-- Start of Task material --

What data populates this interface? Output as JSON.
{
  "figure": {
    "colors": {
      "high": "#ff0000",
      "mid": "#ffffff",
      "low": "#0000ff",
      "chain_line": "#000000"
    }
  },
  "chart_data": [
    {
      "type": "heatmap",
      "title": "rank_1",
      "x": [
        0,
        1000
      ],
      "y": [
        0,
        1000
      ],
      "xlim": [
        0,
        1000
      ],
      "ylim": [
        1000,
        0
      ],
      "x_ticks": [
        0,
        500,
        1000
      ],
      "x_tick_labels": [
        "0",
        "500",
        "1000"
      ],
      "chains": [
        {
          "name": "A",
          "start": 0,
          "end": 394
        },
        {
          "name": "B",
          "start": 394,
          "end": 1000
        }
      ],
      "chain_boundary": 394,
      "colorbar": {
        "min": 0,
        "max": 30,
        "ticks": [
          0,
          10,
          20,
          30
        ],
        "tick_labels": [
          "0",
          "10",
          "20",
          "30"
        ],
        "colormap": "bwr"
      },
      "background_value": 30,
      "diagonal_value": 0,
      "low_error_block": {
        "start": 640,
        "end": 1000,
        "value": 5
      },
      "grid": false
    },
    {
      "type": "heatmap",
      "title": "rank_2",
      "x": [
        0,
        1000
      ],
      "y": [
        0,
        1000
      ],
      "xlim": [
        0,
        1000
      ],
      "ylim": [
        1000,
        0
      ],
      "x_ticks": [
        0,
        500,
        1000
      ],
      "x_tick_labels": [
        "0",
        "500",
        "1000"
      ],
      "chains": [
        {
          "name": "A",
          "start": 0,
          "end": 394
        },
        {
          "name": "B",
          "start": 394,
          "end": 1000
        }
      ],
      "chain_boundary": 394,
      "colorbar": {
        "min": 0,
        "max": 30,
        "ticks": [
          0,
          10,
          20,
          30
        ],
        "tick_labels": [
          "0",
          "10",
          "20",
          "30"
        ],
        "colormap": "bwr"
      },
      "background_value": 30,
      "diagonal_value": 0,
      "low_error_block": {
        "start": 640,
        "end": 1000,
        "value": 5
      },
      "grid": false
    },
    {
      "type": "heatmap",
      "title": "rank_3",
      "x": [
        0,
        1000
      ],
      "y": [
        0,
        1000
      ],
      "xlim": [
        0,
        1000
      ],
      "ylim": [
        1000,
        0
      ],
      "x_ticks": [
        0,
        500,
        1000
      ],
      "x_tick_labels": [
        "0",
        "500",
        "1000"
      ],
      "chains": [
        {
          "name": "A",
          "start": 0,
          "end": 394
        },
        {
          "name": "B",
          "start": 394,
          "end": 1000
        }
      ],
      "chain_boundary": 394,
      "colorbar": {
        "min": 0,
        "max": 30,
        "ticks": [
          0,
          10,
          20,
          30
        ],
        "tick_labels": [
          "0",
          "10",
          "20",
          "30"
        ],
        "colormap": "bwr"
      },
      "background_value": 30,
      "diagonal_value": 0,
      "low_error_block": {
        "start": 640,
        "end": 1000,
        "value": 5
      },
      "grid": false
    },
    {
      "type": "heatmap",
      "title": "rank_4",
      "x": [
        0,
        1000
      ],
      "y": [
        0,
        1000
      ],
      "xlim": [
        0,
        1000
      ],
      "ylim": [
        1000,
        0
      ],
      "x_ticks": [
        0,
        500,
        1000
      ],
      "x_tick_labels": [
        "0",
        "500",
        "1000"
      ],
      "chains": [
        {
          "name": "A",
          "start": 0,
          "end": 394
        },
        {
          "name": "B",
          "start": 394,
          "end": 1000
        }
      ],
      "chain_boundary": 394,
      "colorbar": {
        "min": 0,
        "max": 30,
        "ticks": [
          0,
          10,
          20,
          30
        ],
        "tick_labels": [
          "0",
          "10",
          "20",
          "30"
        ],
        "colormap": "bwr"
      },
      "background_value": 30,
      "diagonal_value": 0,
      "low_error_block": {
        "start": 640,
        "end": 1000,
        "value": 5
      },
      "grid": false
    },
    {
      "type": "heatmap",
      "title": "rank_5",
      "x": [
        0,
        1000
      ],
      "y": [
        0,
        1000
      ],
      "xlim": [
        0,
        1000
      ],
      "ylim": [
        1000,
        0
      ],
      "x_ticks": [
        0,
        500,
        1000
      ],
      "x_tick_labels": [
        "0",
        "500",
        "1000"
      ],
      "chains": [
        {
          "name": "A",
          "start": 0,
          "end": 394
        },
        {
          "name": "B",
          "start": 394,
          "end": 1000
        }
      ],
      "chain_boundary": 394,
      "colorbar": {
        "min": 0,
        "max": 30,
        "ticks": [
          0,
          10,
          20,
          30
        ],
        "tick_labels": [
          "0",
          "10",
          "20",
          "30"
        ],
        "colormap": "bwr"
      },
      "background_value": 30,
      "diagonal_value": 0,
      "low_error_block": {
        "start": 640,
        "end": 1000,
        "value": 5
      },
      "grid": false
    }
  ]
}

-- End of Task material --

Task to complete: Exactly reproduce the material above.

Task output:
What data populates this interface? Output as JSON.
{
  "figure": {
    "colors": {
      "high": "#ff0000",
      "mid": "#ffffff",
      "low": "#0000ff",
      "chain_line": "#000000"
    }
  },
  "chart_data": [
    {
      "type": "heatmap",
      "title": "rank_1",
      "x": [
        0,
        1000
      ],
      "y": [
        0,
        1000
      ],
      "xlim": [
        0,
        1000
      ],
      "ylim": [
        1000,
        0
      ],
      "x_ticks": [
        0,
        500,
        1000
      ],
      "x_tick_labels": [
        "0",
        "500",
        "1000"
      ],
      "chains": [
        {
          "name": "A",
          "start": 0,
          "end": 394
        },
        {
          "name": "B",
          "start": 394,
          "end": 1000
        }
      ],
      "chain_boundary": 394,
      "colorbar": {
        "min": 0,
        "max": 30,
        "ticks": [
          0,
          10,
          20,
          30
        ],
        "tick_labels": [
          "0",
          "10",
          "20",
          "30"
        ],
        "colormap": "bwr"
      },
      "background_value": 30,
      "diagonal_value": 0,
      "low_error_block": {
        "start": 640,
        "end": 1000,
        "value": 5
      },
      "grid": false
    },
    {
      "type": "heatmap",
      "title": "rank_2",
      "x": [
        0,
        1000
      ],
      "y": [
        0,
        1000
      ],
      "xlim": [
        0,
        1000
      ],
      "ylim": [
        1000,
        0
      ],
      "x_ticks": [
        0,
        500,
        1000
      ],
      "x_tick_labels": [
        "0",
        "500",
        "1000"
      ],
      "chains": [
        {
          "name": "A",
          "start": 0,
          "end": 394
        },
        {
          "name": "B",
          "start": 394,
          "end": 1000
        }
      ],
      "chain_boundary": 394,
      "colorbar": {
        "min": 0,
        "max": 30,
        "ticks": [
          0,
          10,
          20,
          30
        ],
        "tick_labels": [
          "0",
          "10",
          "20",
          "30"
        ],
        "colormap": "bwr"
      },
      "background_value": 30,
      "diagonal_value": 0,
      "low_error_block": {
        "start": 640,
        "end": 1000,
        "value": 5
      },
      "grid": false
    },
    {
      "type": "heatmap",
      "title": "rank_3",
      "x": [
        0,
        1000
      ],
      "y": [
        0,
        1000
      ],
      "xlim": [
        0,
        1000
      ],
      "ylim": [
        1000,
        0
      ],
      "x_ticks": [
        0,
        500,
        1000
      ],
      "x_tick_labels": [
        "0",
        "500",
        "1000"
      ],
      "chains": [
        {
          "name": "A",
          "start": 0,
          "end": 394
        },
        {
          "name": "B",
          "start": 394,
          "end": 1000
        }
      ],
      "chain_boundary": 394,
      "colorbar": {
        "min": 0,
        "max": 30,
        "ticks": [
          0,
          10,
          20,
          30
        ],
        "tick_labels": [
          "0",
          "10",
          "20",
          "30"
        ],
        "colormap": "bwr"
      },
      "background_value": 30,
      "diagonal_value": 0,
      "low_error_block": {
        "start": 640,
        "end": 1000,
        "value": 5
      },
      "grid": false
    },
    {
      "type": "heatmap",
      "title": "rank_4",
      "x": [
        0,
        1000
      ],
      "y": [
        0,
        1000
      ],
      "xlim": [
        0,
        1000
      ],
      "ylim": [
        1000,
        0
      ],
      "x_ticks": [
        0,
        500,
        1000
      ],
      "x_tick_labels": [
        "0",
        "500",
        "1000"
      ],
      "chains": [
        {
          "name": "A",
          "start": 0,
          "end": 394
        },
        {
          "name": "B",
          "start": 394,
          "end": 1000
        }
      ],
      "chain_boundary": 394,
      "colorbar": {
        "min": 0,
        "max": 30,
        "ticks": [
          0,
          10,
          20,
          30
        ],
        "tick_labels": [
          "0",
          "10",
          "20",
          "30"
        ],
        "colormap": "bwr"
      },
      "background_value": 30,
      "diagonal_value": 0,
      "low_error_block": {
        "start": 640,
        "end": 1000,
        "value": 5
      },
      "grid": false
    },
    {
      "type": "heatmap",
      "title": "rank_5",
      "x": [
        0,
        1000
      ],
      "y": [
        0,
        1000
      ],
      "xlim": [
        0,
        1000
      ],
      "ylim": [
        1000,
        0
      ],
      "x_ticks": [
        0,
        500,
        1000
      ],
      "x_tick_labels": [
        "0",
        "500",
        "1000"
      ],
      "chains": [
        {
          "name": "A",
          "start": 0,
          "end": 394
        },
        {
          "name": "B",
          "start": 394,
          "end": 1000
        }
      ],
      "chain_boundary": 394,
      "colorbar": {
        "min": 0,
        "max": 30,
        "ticks": [
          0,
          10,
          20,
          30
        ],
        "tick_labels": [
          "0",
          "10",
          "20",
          "30"
        ],
        "colormap": "bwr"
      },
      "background_value": 30,
      "diagonal_value": 0,
      "low_error_block": {
        "start": 640,
        "end": 1000,
        "value": 5
      },
      "grid": false
    }
  ]
}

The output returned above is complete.